■ **設問 1**:
GJ 3323 の惑星に関する文章によれば、5.4 日のシグナルが惑星起源と考えられるのはなぜか。
■ **設問 2**:
GJ 3323 の惑星に関する文章を、最後の文の後から書き継ぎなさい。

■ **読解文**:

———

GJ 3323b のシグナルは,中心星の自転周期によるシグナルより十分短い.黒点による変動は恒星の自転周期の 2 分の 1 や 3 分の 1 の周期の変動を生み出すこともある (Boisse et al. 2011).しかし 5.4 日のシグナルは,恒星の自転周期のどの倍音でもないため惑星起源であると考えられる.

GJ 3323c に関しては,確実に惑星起源のシグナルであると断言はできないが,惑星候補シグナルである.

GJ 3323 は,視線速度で惑星が発見された恒星の中では最も低質量なものの一つである.惑星 (と惑星候補シグナル) の平衡温度はそれぞれ 420 - 595 K と 214 - 303 K の間である.

———

■ **抽出記録**:

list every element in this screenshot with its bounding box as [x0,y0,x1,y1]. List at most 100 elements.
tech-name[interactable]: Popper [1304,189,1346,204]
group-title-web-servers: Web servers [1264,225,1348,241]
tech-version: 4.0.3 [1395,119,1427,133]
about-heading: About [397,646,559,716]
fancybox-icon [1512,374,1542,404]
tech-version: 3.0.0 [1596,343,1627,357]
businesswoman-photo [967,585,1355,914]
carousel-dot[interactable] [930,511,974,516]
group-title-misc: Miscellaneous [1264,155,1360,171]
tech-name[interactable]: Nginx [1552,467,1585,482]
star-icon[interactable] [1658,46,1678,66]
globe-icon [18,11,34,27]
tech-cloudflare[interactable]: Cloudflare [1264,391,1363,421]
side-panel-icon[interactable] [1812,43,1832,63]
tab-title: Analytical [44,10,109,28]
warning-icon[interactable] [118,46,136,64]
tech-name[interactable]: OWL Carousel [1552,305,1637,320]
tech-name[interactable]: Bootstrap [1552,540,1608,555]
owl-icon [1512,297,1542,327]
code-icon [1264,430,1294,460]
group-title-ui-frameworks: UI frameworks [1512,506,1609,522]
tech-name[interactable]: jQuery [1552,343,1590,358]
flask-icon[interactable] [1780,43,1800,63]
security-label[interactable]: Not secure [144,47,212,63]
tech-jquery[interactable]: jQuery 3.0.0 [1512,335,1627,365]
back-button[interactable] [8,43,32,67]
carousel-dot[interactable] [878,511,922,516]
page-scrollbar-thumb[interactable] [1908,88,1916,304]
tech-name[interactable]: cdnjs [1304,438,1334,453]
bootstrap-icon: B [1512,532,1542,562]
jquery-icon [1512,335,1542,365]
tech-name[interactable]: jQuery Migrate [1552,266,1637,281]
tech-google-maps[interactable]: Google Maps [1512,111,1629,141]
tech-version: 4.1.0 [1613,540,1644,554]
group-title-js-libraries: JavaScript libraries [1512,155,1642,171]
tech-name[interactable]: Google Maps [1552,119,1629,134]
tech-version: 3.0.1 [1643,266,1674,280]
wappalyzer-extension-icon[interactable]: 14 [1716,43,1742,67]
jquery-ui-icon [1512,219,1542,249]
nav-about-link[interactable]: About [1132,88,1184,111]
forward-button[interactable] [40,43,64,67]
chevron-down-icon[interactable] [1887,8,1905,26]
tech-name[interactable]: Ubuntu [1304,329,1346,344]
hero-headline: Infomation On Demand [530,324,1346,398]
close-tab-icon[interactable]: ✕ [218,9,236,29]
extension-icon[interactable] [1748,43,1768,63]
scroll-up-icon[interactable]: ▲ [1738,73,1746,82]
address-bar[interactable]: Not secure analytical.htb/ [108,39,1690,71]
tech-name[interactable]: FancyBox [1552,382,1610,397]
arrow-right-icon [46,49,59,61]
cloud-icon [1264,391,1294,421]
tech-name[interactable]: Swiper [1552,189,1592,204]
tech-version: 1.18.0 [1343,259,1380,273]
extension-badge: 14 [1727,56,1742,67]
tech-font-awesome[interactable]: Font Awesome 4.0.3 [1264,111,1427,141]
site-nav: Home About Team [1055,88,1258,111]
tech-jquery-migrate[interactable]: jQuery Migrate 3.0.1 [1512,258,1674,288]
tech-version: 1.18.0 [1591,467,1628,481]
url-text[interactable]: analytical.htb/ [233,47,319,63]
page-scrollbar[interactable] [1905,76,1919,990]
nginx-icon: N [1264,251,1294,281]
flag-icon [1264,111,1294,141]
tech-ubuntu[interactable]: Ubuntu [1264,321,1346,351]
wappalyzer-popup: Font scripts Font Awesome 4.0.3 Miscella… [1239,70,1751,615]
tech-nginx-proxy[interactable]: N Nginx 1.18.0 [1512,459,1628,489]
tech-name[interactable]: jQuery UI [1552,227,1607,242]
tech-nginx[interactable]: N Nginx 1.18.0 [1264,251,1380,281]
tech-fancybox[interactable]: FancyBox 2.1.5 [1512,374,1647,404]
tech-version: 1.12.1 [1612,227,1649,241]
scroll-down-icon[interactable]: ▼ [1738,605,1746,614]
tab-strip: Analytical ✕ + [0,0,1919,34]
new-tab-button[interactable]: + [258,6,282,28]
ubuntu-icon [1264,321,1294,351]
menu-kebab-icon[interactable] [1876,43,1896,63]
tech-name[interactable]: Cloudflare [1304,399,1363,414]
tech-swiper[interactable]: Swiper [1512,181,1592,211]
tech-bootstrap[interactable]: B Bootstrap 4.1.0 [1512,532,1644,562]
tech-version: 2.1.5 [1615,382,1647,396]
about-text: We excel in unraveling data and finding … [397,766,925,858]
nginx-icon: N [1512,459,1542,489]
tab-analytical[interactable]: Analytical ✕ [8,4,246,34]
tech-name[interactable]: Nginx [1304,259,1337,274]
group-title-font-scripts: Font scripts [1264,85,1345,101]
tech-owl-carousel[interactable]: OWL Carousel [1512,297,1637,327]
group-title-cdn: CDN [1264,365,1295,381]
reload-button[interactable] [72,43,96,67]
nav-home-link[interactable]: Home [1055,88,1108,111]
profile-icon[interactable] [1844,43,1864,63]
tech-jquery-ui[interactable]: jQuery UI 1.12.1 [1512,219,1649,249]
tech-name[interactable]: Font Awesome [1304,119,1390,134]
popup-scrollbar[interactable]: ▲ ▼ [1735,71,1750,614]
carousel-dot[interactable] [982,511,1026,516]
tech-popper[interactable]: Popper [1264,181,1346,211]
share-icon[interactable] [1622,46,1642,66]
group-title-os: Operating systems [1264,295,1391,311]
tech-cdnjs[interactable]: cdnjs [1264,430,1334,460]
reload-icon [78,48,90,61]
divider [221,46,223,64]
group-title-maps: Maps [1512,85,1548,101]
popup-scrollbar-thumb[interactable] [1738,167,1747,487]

———

■ **解答 1**:
恒星の自転周期のどの倍音でもないためである。

■ **解答 2**:
GJ 273 系

GJ 273
スペクトル型:M3.5
等級:V = 9.872
質量:0.29 太陽質量
半径:0.293 太陽半径
平衡温度:3382 K
金属量:[Fe/H] = 0.09
自転周期:99 日
GJ 273b
軌道周期:18.6498 日
軌道離心率:0.10
最小質量:2.89地球質量
軌道長半径:0.091101 AU
日射量:地球の日射量の 1.06 倍
トランジット確率:1.6%
GJ 273c
軌道周期:4.7234 日
軌道離心率:0.17
最小質量:1.18 地球質量
軌道長半径:0.036467 AU
日射量:地球の日射量の 6.66 倍
トランジット確率:4.3%
GJ 273 系について
この系では集中的に 280 の視線速度データ取得した.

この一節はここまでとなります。